Exercise description: From the listing below, extract each line containing the string "Hindi".

Saved entries
>>>

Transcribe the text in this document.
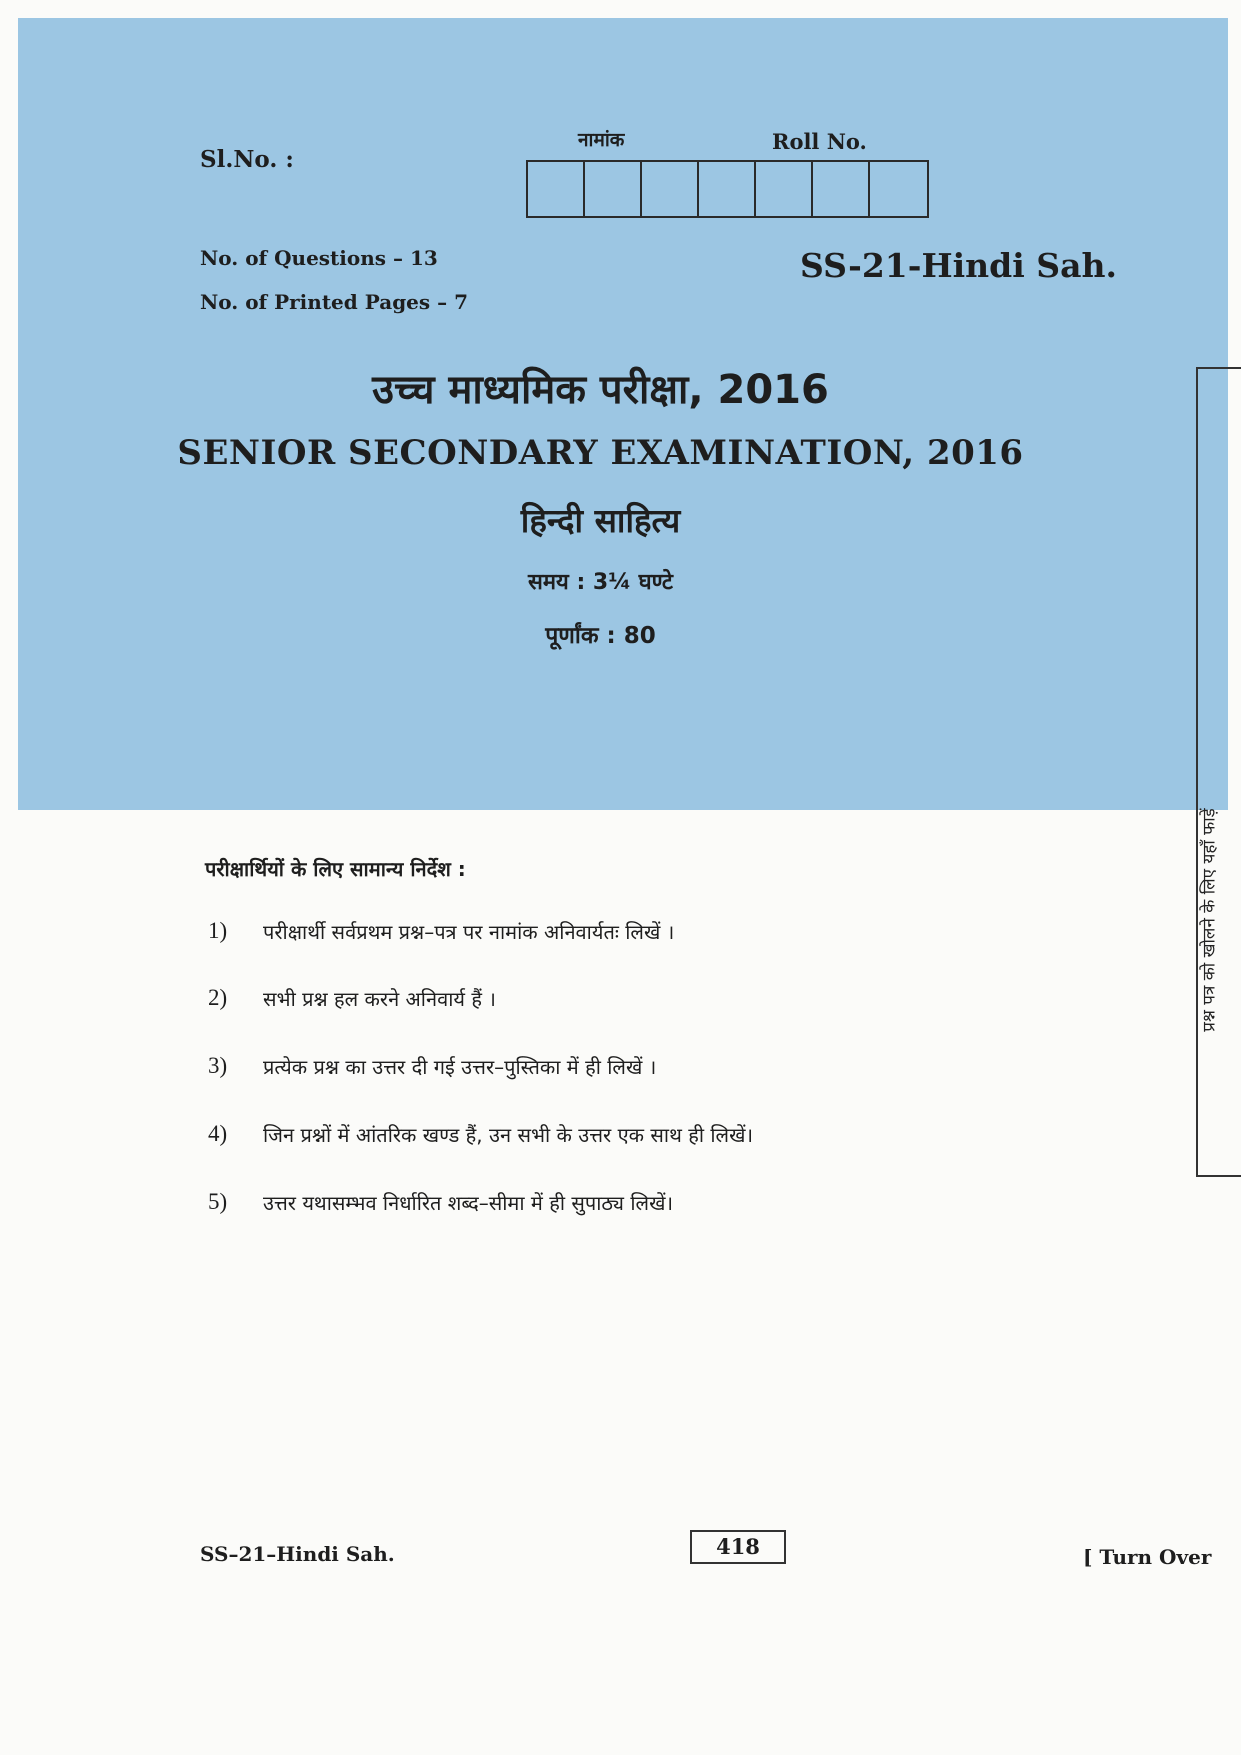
Sl.No. :
नामांक	Roll No.
No. of Questions – 13
No. of Printed Pages – 7
SS-21-Hindi Sah.
उच्च माध्यमिक परीक्षा, 2016
SENIOR SECONDARY EXAMINATION, 2016
हिन्दी साहित्य
समय : 3¼ घण्टे
पूर्णांक : 80
प्रश्न पत्र को खोलने के लिए यहाँ फाड़ें
परीक्षार्थियों के लिए सामान्य निर्देश :
1)	परीक्षार्थी सर्वप्रथम प्रश्न–पत्र पर नामांक अनिवार्यतः लिखें ।
2)	सभी प्रश्न हल करने अनिवार्य हैं ।
3)	प्रत्येक प्रश्न का उत्तर दी गई उत्तर–पुस्तिका में ही लिखें ।
4)	जिन प्रश्नों में आंतरिक खण्ड हैं, उन सभी के उत्तर एक साथ ही लिखें।
5)	उत्तर यथासम्भव निर्धारित शब्द–सीमा में ही सुपाठ्य लिखें।
SS–21–Hindi Sah.	418	[ Turn Over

<<<

Expected output:
SS-21-Hindi Sah.
SS–21–Hindi Sah.	418	[ Turn Over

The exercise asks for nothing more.